● **TASK TO CARRY OUT**
In your copy, leave out the pictures and repeat the entries below exactly.

● **MATERIALS PROVIDED**
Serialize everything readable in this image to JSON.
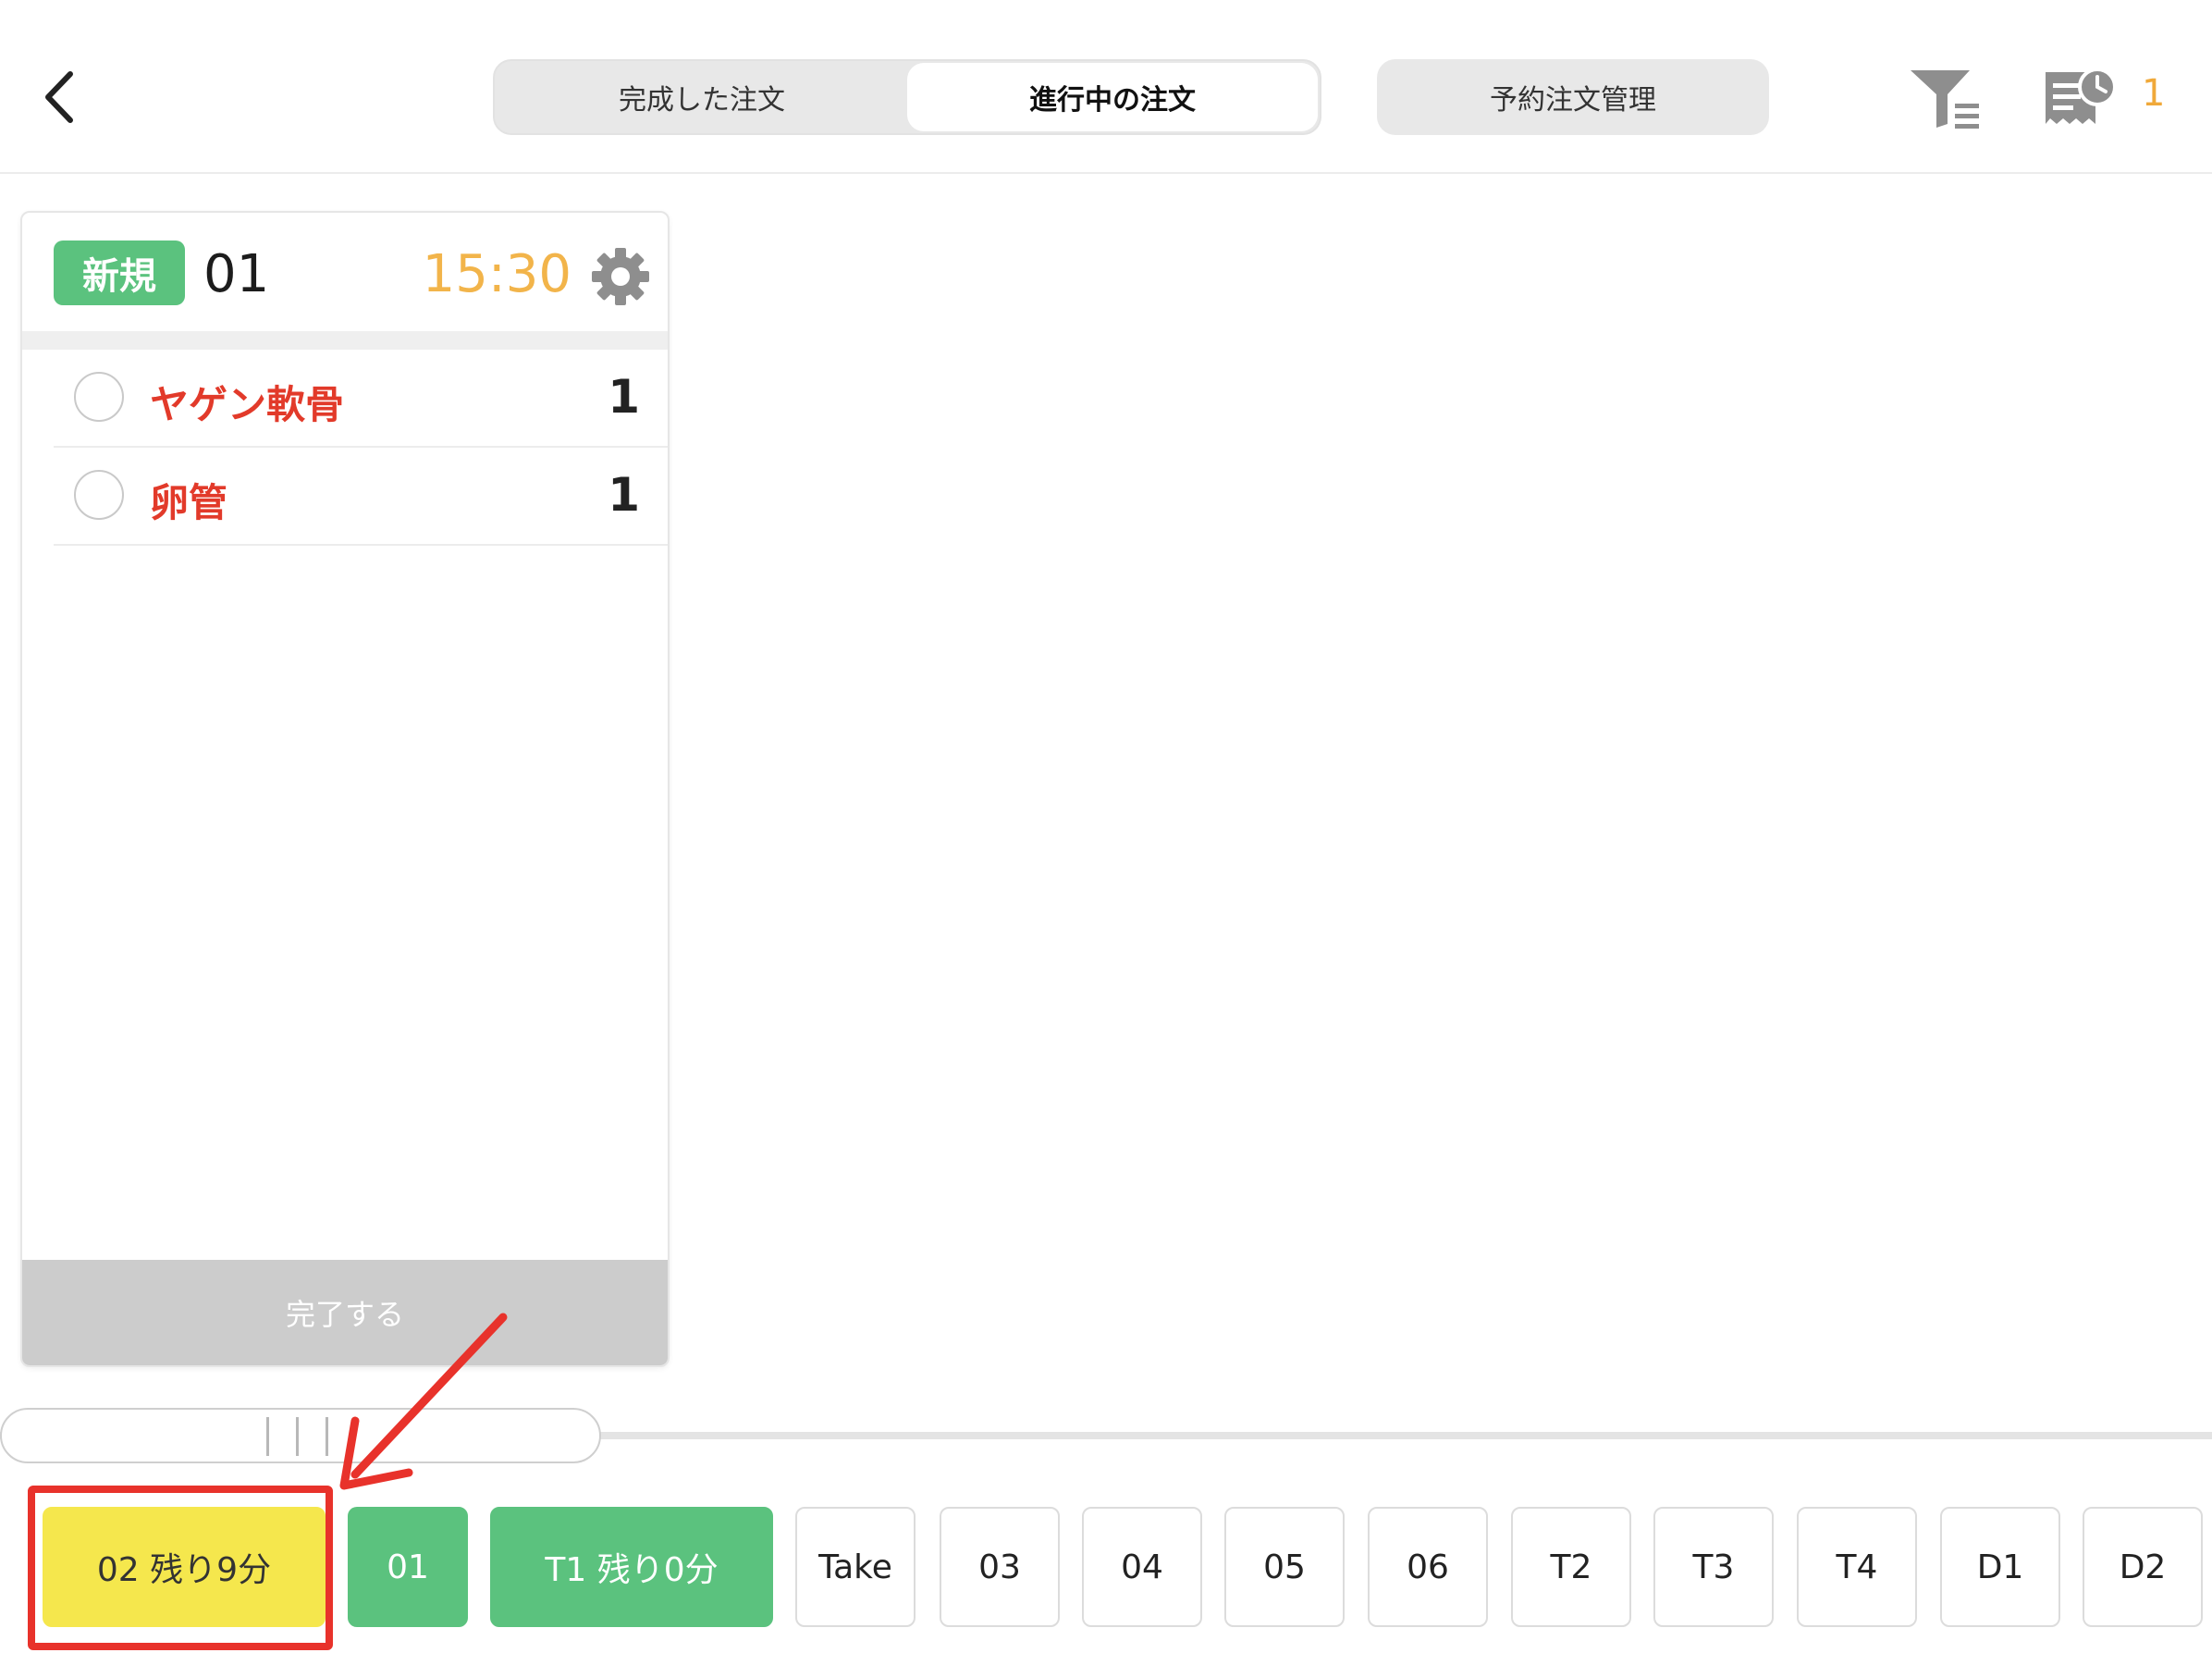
{
  "header": {
    "tabs": [
      {
        "label": "完成した注文",
        "active": false
      },
      {
        "label": "進行中の注文",
        "active": true
      }
    ],
    "reserve_label": "予約注文管理",
    "pending_count": "1"
  },
  "order_card": {
    "badge": "新規",
    "table": "01",
    "time": "15:30",
    "items": [
      {
        "name": "ヤゲン軟骨",
        "qty": "1"
      },
      {
        "name": "卵管",
        "qty": "1"
      }
    ],
    "complete_label": "完了する"
  },
  "tables": [
    {
      "label": "02  残り9分",
      "status": "yellow"
    },
    {
      "label": "01",
      "status": "green"
    },
    {
      "label": "T1  残り0分",
      "status": "green"
    },
    {
      "label": "Take",
      "status": "empty"
    },
    {
      "label": "03",
      "status": "empty"
    },
    {
      "label": "04",
      "status": "empty"
    },
    {
      "label": "05",
      "status": "empty"
    },
    {
      "label": "06",
      "status": "empty"
    },
    {
      "label": "T2",
      "status": "empty"
    },
    {
      "label": "T3",
      "status": "empty"
    },
    {
      "label": "T4",
      "status": "empty"
    },
    {
      "label": "D1",
      "status": "empty"
    },
    {
      "label": "D2",
      "status": "empty"
    }
  ],
  "colors": {
    "accent_green": "#5bc27e",
    "timer_orange": "#f2b44a",
    "item_red": "#e23a2a",
    "chip_yellow": "#f5e74d",
    "annotation_red": "#e8322b"
  },
  "icons": [
    "back-chevron-icon",
    "filter-list-icon",
    "receipt-clock-icon",
    "gear-icon"
  ]
}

● **EXERCISE RESPONSE**
Serialize everything readable in this image to JSON.
{
  "header": {
    "tabs": [
      {
        "label": "完成した注文",
        "active": false
      },
      {
        "label": "進行中の注文",
        "active": true
      }
    ],
    "reserve_label": "予約注文管理",
    "pending_count": "1"
  },
  "order_card": {
    "badge": "新規",
    "table": "01",
    "time": "15:30",
    "items": [
      {
        "name": "ヤゲン軟骨",
        "qty": "1"
      },
      {
        "name": "卵管",
        "qty": "1"
      }
    ],
    "complete_label": "完了する"
  },
  "tables": [
    {
      "label": "02  残り9分",
      "status": "yellow"
    },
    {
      "label": "01",
      "status": "green"
    },
    {
      "label": "T1  残り0分",
      "status": "green"
    },
    {
      "label": "Take",
      "status": "empty"
    },
    {
      "label": "03",
      "status": "empty"
    },
    {
      "label": "04",
      "status": "empty"
    },
    {
      "label": "05",
      "status": "empty"
    },
    {
      "label": "06",
      "status": "empty"
    },
    {
      "label": "T2",
      "status": "empty"
    },
    {
      "label": "T3",
      "status": "empty"
    },
    {
      "label": "T4",
      "status": "empty"
    },
    {
      "label": "D1",
      "status": "empty"
    },
    {
      "label": "D2",
      "status": "empty"
    }
  ],
  "colors": {
    "accent_green": "#5bc27e",
    "timer_orange": "#f2b44a",
    "item_red": "#e23a2a",
    "chip_yellow": "#f5e74d",
    "annotation_red": "#e8322b"
  },
  "icons": [
    "back-chevron-icon",
    "filter-list-icon",
    "receipt-clock-icon",
    "gear-icon"
  ]
}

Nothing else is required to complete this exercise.